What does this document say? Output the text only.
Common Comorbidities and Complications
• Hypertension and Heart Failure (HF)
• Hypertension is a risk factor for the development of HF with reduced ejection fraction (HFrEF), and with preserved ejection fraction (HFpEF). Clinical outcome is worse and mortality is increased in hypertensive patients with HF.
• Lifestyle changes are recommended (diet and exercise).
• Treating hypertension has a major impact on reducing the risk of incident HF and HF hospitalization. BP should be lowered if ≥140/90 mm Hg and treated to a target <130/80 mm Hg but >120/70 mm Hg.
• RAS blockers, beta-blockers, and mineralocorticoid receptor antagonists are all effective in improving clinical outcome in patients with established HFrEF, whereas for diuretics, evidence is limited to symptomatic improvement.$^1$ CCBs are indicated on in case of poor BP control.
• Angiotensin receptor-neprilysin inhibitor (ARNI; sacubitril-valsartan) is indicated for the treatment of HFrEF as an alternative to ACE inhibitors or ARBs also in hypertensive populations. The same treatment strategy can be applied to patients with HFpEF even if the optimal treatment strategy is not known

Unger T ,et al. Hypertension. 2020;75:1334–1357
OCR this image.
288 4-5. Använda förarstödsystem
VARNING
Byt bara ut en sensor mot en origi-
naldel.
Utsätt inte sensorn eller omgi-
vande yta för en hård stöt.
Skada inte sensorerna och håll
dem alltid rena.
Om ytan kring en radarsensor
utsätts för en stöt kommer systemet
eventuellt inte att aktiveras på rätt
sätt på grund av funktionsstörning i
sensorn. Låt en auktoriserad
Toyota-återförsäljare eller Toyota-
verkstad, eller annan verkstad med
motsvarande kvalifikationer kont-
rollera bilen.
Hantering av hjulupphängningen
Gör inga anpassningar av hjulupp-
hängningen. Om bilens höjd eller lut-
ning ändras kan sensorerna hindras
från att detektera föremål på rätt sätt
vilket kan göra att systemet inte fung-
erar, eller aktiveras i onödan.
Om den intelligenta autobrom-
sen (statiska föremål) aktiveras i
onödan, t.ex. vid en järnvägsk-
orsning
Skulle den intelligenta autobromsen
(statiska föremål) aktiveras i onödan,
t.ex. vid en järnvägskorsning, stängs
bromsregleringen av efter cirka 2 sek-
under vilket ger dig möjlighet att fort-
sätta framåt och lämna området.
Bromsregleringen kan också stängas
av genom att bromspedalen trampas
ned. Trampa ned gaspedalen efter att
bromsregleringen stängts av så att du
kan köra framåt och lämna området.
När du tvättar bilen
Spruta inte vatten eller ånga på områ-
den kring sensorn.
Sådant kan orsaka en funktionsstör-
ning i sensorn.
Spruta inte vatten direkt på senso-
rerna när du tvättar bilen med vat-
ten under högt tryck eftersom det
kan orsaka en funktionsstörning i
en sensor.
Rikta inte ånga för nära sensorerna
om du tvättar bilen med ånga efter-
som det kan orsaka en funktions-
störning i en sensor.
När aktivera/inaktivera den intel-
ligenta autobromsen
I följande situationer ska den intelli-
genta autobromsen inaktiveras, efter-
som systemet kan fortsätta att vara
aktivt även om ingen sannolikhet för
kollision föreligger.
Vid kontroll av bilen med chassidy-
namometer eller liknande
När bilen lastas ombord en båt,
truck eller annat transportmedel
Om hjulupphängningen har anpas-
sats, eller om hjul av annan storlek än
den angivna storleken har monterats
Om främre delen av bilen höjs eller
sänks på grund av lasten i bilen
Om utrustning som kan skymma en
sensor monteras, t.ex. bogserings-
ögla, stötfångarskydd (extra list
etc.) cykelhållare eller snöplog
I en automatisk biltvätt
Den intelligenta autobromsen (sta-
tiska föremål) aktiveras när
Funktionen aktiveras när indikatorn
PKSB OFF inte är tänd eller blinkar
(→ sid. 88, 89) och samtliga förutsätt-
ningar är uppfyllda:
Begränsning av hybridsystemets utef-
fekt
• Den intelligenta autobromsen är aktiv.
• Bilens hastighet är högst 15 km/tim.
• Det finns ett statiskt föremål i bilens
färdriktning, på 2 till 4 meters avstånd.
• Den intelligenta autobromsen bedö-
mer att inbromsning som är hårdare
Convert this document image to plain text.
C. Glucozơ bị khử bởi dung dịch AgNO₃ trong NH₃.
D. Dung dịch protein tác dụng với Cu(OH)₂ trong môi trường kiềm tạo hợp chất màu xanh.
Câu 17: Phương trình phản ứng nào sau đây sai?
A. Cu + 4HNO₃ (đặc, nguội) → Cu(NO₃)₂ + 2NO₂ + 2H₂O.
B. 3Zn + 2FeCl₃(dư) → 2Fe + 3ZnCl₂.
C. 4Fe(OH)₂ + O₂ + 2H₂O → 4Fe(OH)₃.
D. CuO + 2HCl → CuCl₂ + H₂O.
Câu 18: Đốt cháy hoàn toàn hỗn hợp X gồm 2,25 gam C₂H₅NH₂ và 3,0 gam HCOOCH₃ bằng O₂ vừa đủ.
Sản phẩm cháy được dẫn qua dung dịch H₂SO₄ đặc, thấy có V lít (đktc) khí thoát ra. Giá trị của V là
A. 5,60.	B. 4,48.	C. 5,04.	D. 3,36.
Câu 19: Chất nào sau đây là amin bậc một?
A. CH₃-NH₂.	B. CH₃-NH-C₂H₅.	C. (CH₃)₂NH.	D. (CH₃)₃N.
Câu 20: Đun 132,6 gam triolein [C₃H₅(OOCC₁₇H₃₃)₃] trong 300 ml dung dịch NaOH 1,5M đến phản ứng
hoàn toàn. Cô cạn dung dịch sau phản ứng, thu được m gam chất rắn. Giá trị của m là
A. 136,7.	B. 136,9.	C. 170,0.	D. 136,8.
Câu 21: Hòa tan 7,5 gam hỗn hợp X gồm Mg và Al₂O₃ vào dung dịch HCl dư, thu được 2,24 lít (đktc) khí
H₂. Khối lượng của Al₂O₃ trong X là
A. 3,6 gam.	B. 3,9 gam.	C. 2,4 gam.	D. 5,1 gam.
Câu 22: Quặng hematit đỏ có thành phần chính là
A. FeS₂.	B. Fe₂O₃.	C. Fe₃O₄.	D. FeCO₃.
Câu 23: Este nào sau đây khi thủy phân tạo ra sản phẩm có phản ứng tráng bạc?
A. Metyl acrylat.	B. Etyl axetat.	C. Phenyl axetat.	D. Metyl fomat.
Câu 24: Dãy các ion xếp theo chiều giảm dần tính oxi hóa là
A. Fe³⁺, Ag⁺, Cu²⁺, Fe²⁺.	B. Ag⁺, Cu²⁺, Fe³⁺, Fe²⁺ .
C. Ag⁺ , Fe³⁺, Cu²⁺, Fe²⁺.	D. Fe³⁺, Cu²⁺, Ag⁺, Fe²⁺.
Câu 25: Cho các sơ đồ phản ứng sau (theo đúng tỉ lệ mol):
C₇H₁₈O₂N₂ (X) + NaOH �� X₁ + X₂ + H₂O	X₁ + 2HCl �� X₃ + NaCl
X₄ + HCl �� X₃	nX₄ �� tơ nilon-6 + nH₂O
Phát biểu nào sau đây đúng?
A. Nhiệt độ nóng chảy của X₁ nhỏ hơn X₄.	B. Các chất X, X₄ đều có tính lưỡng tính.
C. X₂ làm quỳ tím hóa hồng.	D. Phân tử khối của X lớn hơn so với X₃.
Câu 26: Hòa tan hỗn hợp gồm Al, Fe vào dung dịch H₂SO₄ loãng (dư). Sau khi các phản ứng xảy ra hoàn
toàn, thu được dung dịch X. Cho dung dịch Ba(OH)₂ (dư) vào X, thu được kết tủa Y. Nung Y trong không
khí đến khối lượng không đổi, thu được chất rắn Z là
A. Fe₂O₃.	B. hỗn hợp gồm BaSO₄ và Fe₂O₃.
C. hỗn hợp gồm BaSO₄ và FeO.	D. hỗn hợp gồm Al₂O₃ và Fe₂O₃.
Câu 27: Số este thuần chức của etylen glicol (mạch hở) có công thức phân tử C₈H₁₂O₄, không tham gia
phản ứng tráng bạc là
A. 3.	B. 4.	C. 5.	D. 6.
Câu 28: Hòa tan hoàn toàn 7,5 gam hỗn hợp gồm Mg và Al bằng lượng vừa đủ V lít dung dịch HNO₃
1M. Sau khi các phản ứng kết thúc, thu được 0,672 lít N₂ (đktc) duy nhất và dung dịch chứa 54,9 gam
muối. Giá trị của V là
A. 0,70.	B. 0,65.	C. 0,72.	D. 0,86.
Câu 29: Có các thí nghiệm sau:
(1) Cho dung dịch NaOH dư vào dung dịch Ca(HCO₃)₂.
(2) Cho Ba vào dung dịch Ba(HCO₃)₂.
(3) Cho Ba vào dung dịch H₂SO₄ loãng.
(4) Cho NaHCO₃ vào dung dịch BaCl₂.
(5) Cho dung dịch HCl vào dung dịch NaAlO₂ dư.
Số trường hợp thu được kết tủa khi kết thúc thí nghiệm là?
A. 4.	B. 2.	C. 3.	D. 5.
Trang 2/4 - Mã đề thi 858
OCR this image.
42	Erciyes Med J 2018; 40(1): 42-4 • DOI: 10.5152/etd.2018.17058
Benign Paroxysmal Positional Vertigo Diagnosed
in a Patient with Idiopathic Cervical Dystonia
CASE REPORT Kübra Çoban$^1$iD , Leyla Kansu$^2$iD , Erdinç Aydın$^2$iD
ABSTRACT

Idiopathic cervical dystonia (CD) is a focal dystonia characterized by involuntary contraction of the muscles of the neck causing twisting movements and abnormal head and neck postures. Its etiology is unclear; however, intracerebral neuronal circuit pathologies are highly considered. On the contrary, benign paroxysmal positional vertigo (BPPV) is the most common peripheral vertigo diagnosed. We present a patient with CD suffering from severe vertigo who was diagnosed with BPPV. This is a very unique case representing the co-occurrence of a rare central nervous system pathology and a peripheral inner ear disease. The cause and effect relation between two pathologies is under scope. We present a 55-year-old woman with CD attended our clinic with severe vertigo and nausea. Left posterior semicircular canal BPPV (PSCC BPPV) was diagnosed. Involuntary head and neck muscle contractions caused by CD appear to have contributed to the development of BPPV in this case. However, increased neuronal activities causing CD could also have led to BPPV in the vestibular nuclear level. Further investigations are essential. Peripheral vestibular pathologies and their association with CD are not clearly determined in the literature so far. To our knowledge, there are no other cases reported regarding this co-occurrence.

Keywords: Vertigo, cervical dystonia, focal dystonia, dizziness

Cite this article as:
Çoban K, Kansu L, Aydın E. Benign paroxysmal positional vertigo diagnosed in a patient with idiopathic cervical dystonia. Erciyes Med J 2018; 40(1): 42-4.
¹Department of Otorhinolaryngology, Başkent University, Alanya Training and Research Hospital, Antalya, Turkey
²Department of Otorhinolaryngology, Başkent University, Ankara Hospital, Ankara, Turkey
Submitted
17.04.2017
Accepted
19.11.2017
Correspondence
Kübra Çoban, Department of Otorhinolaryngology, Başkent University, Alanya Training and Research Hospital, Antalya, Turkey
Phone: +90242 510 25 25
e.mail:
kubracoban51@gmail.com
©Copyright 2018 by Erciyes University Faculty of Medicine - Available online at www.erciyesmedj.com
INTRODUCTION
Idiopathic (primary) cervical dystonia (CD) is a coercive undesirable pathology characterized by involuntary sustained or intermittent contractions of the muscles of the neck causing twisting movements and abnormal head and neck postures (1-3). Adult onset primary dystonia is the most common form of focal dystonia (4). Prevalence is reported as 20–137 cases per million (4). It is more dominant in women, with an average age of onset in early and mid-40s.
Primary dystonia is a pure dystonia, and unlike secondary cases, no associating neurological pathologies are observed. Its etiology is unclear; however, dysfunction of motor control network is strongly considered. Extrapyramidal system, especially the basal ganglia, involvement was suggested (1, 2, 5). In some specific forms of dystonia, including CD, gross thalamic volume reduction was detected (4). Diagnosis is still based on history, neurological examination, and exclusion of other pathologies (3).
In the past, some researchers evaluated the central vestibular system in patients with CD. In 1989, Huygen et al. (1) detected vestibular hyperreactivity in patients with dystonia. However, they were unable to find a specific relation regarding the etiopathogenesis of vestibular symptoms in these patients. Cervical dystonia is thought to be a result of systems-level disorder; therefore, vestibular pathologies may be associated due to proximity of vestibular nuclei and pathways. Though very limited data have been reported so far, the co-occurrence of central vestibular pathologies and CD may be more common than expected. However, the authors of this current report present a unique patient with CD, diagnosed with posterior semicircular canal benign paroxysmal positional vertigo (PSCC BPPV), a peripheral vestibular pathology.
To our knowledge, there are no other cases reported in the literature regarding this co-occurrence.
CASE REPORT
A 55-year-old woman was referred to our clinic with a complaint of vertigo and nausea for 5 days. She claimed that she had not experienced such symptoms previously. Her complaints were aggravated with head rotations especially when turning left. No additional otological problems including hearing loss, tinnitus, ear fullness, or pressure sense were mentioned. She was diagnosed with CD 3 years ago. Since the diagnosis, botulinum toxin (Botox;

= = = = =

▸ **Task requirements**: Where a line of the records has the string "nghiệm", return that line.

▸ **Response area**:
Câu 29: Có các thí nghiệm sau:
Số trường hợp thu được kết tủa khi kết thúc thí nghiệm là?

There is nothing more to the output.